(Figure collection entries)
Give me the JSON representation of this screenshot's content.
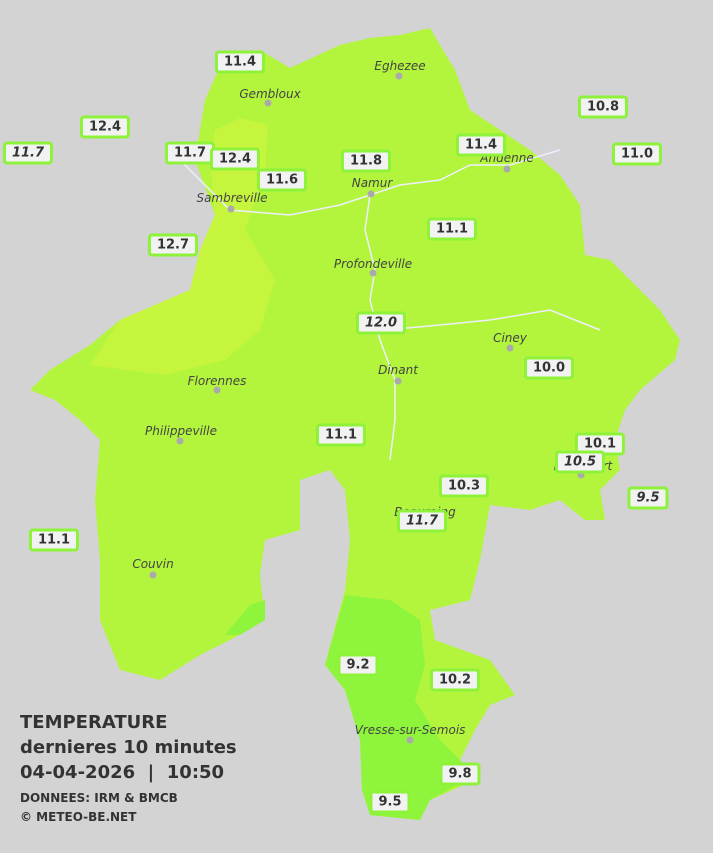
{
  "legend": {
    "title": "TEMPERATURE",
    "subtitle": "dernieres 10 minutes",
    "datetime": "04-04-2026  |  10:50",
    "source": "DONNEES: IRM & BMCB",
    "copyright": "© METEO-BE.NET"
  },
  "cities": [
    "Eghezee",
    "Gembloux",
    "Andenne",
    "Namur",
    "Sambreville",
    "Profondeville",
    "Ciney",
    "Dinant",
    "Florennes",
    "Philippeville",
    "Rochefort",
    "Beauraing",
    "Couvin",
    "Vresse-sur-Semois"
  ],
  "stations": [
    {
      "value": "11.4",
      "italic": false
    },
    {
      "value": "12.4",
      "italic": false
    },
    {
      "value": "11.7",
      "italic": true
    },
    {
      "value": "11.7",
      "italic": false
    },
    {
      "value": "12.4",
      "italic": false
    },
    {
      "value": "11.6",
      "italic": false
    },
    {
      "value": "11.8",
      "italic": false
    },
    {
      "value": "11.4",
      "italic": false
    },
    {
      "value": "10.8",
      "italic": false
    },
    {
      "value": "11.0",
      "italic": false
    },
    {
      "value": "12.7",
      "italic": false
    },
    {
      "value": "11.1",
      "italic": false
    },
    {
      "value": "12.0",
      "italic": true
    },
    {
      "value": "10.0",
      "italic": false
    },
    {
      "value": "11.1",
      "italic": false
    },
    {
      "value": "10.1",
      "italic": false
    },
    {
      "value": "10.5",
      "italic": true
    },
    {
      "value": "10.3",
      "italic": false
    },
    {
      "value": "9.5",
      "italic": true
    },
    {
      "value": "11.7",
      "italic": true
    },
    {
      "value": "11.1",
      "italic": false
    },
    {
      "value": "9.2",
      "italic": false
    },
    {
      "value": "10.2",
      "italic": false
    },
    {
      "value": "9.8",
      "italic": false
    },
    {
      "value": "9.5",
      "italic": false
    }
  ]
}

▸ **EXERCISE DIRECTIONS**: Pictures stay out; repeat all the rest of the records exactly.

▸ **SOLUTION FOR THIS PROBLEM**:
Give me the JSON representation of this screenshot's content.
{
  "legend": {
    "title": "TEMPERATURE",
    "subtitle": "dernieres 10 minutes",
    "datetime": "04-04-2026  |  10:50",
    "source": "DONNEES: IRM & BMCB",
    "copyright": "© METEO-BE.NET"
  },
  "cities": [
    "Eghezee",
    "Gembloux",
    "Andenne",
    "Namur",
    "Sambreville",
    "Profondeville",
    "Ciney",
    "Dinant",
    "Florennes",
    "Philippeville",
    "Rochefort",
    "Beauraing",
    "Couvin",
    "Vresse-sur-Semois"
  ],
  "stations": [
    {
      "value": "11.4",
      "italic": false
    },
    {
      "value": "12.4",
      "italic": false
    },
    {
      "value": "11.7",
      "italic": true
    },
    {
      "value": "11.7",
      "italic": false
    },
    {
      "value": "12.4",
      "italic": false
    },
    {
      "value": "11.6",
      "italic": false
    },
    {
      "value": "11.8",
      "italic": false
    },
    {
      "value": "11.4",
      "italic": false
    },
    {
      "value": "10.8",
      "italic": false
    },
    {
      "value": "11.0",
      "italic": false
    },
    {
      "value": "12.7",
      "italic": false
    },
    {
      "value": "11.1",
      "italic": false
    },
    {
      "value": "12.0",
      "italic": true
    },
    {
      "value": "10.0",
      "italic": false
    },
    {
      "value": "11.1",
      "italic": false
    },
    {
      "value": "10.1",
      "italic": false
    },
    {
      "value": "10.5",
      "italic": true
    },
    {
      "value": "10.3",
      "italic": false
    },
    {
      "value": "9.5",
      "italic": true
    },
    {
      "value": "11.7",
      "italic": true
    },
    {
      "value": "11.1",
      "italic": false
    },
    {
      "value": "9.2",
      "italic": false
    },
    {
      "value": "10.2",
      "italic": false
    },
    {
      "value": "9.8",
      "italic": false
    },
    {
      "value": "9.5",
      "italic": false
    }
  ]
}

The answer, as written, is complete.